- TASK DESCRIPTION -
Take the records underneath and set them down exactly.

[Dataset entries]
----

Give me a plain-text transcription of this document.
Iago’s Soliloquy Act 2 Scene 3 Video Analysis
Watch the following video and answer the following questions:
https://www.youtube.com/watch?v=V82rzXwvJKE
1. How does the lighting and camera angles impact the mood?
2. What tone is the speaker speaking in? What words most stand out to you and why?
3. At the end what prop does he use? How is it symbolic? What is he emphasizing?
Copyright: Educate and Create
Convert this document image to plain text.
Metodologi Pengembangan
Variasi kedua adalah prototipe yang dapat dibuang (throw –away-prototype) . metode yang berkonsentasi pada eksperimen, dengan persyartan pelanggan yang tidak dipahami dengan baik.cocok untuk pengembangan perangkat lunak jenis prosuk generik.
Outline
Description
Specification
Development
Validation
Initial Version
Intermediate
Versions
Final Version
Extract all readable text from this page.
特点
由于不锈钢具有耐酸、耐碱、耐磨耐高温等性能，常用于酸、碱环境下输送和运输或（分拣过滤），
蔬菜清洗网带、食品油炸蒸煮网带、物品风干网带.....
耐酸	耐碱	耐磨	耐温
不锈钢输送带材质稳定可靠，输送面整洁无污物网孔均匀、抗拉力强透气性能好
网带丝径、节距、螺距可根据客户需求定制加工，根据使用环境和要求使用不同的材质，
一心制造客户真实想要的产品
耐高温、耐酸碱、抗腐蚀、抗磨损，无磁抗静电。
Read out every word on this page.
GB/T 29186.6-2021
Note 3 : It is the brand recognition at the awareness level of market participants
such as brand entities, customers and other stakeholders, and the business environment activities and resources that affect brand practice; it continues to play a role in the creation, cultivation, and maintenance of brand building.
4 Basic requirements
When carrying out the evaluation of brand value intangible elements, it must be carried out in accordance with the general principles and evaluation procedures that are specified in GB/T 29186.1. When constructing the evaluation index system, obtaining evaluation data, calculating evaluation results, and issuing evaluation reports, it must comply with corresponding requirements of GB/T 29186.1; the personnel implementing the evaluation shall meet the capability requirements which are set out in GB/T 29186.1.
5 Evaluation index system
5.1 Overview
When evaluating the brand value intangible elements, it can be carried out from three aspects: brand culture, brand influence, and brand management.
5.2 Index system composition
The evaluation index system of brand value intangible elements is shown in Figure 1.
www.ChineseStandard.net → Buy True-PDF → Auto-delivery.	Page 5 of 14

----

- TASK OUTPUT -
Give me a plain-text transcription of this document.
Iago’s Soliloquy Act 2 Scene 3 Video Analysis
Watch the following video and answer the following questions:
https://www.youtube.com/watch?v=V82rzXwvJKE
1. How does the lighting and camera angles impact the mood?
2. What tone is the speaker speaking in? What words most stand out to you and why?
3. At the end what prop does he use? How is it symbolic? What is he emphasizing?
Copyright: Educate and Create
Convert this document image to plain text.
Metodologi Pengembangan
Variasi kedua adalah prototipe yang dapat dibuang (throw –away-prototype) . metode yang berkonsentasi pada eksperimen, dengan persyartan pelanggan yang tidak dipahami dengan baik.cocok untuk pengembangan perangkat lunak jenis prosuk generik.
Outline
Description
Specification
Development
Validation
Initial Version
Intermediate
Versions
Final Version
Extract all readable text from this page.
特点
由于不锈钢具有耐酸、耐碱、耐磨耐高温等性能，常用于酸、碱环境下输送和运输或（分拣过滤），
蔬菜清洗网带、食品油炸蒸煮网带、物品风干网带.....
耐酸	耐碱	耐磨	耐温
不锈钢输送带材质稳定可靠，输送面整洁无污物网孔均匀、抗拉力强透气性能好
网带丝径、节距、螺距可根据客户需求定制加工，根据使用环境和要求使用不同的材质，
一心制造客户真实想要的产品
耐高温、耐酸碱、抗腐蚀、抗磨损，无磁抗静电。
Read out every word on this page.
GB/T 29186.6-2021
Note 3 : It is the brand recognition at the awareness level of market participants
such as brand entities, customers and other stakeholders, and the business environment activities and resources that affect brand practice; it continues to play a role in the creation, cultivation, and maintenance of brand building.
4 Basic requirements
When carrying out the evaluation of brand value intangible elements, it must be carried out in accordance with the general principles and evaluation procedures that are specified in GB/T 29186.1. When constructing the evaluation index system, obtaining evaluation data, calculating evaluation results, and issuing evaluation reports, it must comply with corresponding requirements of GB/T 29186.1; the personnel implementing the evaluation shall meet the capability requirements which are set out in GB/T 29186.1.
5 Evaluation index system
5.1 Overview
When evaluating the brand value intangible elements, it can be carried out from three aspects: brand culture, brand influence, and brand management.
5.2 Index system composition
The evaluation index system of brand value intangible elements is shown in Figure 1.
www.ChineseStandard.net → Buy True-PDF → Auto-delivery.	Page 5 of 14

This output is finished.